* [TEXT BLOCK]:

Squirmer

Model in fluid dynamics

Spherical microswimmer in Stokes flow

The squirmer is a model for a spherical microswimmer swimming in Stokes flow. The squirmer model was introduced by James Lighthill in 1952 and refined and used to model Paramecium by John Blake in 1971.^[1][2]Blake used the squirmer model to describe the flow generated by a carpet of beating short filaments called cilia on the surface of Paramecium. Today, the squirmer is a standard model for the study of self-propelled particles, such as Janus particles, in Stokes flow.^[3]

Velocity field in particle frame

Here we give the flow field of a squirmer in the case of a non-deformable axisymmetric spherical squirmer (radius ${\displaystyle R}$).^[1][2] These expressions are given in a spherical coordinate system.

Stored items

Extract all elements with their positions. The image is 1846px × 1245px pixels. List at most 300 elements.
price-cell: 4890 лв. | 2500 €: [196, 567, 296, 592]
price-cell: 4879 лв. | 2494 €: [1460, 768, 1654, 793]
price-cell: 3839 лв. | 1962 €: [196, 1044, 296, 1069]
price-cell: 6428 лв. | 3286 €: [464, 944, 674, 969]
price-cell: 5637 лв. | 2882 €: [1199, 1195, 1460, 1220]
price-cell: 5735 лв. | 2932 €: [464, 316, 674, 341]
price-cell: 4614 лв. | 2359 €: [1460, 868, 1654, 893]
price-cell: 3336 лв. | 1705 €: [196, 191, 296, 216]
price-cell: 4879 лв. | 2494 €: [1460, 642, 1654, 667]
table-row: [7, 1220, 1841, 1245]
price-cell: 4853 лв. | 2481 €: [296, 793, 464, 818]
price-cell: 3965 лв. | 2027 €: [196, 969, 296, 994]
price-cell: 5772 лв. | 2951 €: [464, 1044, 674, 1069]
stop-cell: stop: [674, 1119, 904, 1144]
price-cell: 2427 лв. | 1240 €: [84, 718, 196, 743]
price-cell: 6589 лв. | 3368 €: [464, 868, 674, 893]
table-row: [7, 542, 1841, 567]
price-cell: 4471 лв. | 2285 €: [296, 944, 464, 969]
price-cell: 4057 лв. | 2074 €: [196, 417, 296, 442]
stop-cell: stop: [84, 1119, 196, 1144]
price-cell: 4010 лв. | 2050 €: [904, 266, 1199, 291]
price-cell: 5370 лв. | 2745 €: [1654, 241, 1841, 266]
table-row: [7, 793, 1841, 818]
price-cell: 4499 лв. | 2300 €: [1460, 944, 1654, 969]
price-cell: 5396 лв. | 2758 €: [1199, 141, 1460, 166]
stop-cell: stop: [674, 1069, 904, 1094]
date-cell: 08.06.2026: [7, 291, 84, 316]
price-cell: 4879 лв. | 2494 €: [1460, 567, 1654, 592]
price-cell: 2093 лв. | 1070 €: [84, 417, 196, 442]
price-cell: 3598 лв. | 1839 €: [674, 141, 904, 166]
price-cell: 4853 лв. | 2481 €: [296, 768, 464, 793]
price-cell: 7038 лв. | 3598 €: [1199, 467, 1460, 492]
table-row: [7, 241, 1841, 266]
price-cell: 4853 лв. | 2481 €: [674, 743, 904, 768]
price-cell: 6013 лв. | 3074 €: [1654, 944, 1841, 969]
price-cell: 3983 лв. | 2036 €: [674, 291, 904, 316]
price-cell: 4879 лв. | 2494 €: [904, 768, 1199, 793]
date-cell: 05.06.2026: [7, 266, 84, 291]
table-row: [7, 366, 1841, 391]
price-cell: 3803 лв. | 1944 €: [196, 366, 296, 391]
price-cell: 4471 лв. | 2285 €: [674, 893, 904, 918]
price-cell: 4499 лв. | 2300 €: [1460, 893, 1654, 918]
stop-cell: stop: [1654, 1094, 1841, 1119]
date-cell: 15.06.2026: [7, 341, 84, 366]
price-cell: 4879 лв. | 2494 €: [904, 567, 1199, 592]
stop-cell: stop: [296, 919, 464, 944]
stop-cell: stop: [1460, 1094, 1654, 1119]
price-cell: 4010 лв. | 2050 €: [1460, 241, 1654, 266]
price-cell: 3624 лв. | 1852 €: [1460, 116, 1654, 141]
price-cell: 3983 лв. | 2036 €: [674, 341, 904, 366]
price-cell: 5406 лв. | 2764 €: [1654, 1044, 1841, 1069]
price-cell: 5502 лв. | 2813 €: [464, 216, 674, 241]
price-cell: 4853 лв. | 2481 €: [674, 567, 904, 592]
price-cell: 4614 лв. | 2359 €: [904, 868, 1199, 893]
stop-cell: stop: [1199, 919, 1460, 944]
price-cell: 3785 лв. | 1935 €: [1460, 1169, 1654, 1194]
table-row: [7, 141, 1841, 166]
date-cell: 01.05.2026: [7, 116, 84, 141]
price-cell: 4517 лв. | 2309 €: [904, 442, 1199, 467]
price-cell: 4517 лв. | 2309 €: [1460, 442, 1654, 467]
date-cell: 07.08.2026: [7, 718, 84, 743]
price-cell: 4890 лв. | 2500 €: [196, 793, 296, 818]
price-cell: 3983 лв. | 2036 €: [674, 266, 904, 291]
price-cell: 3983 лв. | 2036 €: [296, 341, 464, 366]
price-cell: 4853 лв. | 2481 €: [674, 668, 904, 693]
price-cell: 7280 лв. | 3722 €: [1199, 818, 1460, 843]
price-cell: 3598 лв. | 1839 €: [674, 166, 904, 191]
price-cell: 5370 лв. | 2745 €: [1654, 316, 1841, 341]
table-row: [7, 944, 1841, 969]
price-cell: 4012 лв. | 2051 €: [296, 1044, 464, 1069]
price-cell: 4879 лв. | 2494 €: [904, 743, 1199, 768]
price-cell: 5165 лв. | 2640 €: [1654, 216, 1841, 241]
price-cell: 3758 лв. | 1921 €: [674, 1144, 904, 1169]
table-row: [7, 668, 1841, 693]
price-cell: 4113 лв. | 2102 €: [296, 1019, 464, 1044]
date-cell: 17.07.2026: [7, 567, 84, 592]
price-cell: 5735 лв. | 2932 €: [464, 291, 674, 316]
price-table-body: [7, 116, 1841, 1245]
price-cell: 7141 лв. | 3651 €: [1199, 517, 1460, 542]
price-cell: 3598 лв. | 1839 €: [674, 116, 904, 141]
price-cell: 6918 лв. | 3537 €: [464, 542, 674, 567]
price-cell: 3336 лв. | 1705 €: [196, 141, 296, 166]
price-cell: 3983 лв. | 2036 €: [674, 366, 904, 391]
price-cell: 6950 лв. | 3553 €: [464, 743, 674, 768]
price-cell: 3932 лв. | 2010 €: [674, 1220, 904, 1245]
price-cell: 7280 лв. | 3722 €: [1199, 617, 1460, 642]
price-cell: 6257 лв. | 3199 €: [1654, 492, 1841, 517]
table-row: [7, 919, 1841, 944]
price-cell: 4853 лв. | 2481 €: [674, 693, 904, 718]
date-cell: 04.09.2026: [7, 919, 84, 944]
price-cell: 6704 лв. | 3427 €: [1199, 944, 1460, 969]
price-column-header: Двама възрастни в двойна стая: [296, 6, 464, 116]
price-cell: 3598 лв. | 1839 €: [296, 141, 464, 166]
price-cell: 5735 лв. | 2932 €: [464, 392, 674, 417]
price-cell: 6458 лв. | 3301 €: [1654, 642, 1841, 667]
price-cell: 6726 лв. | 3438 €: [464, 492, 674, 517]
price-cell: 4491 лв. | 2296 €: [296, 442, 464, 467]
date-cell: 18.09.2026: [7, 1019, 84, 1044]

* [LIST OF TASKS]:
1. From the text on the squirmer model, extract the passage starting with "Velocity field in" and going on through "spherical coordinate system.".
2. Copy the lines of the records word for word, starting with the first line of the records and going on through the line with "price-cell: 4879 лв. | 2494 €: [1460, 768, 1654, 793]".
The text and the records are unrelated pieces of material.

* [WRITTEN RESPONSES]:
1.
Velocity field in particle frame

Here we give the flow field of a squirmer in the case of a non-deformable axisymmetric spherical squirmer (radius ${\displaystyle R}$).^[1][2] These expressions are given in a spherical coordinate system.

2.
Extract all elements with their positions. The image is 1846px × 1245px pixels. List at most 300 elements.
price-cell: 4890 лв. | 2500 €: [196, 567, 296, 592]
price-cell: 4879 лв. | 2494 €: [1460, 768, 1654, 793]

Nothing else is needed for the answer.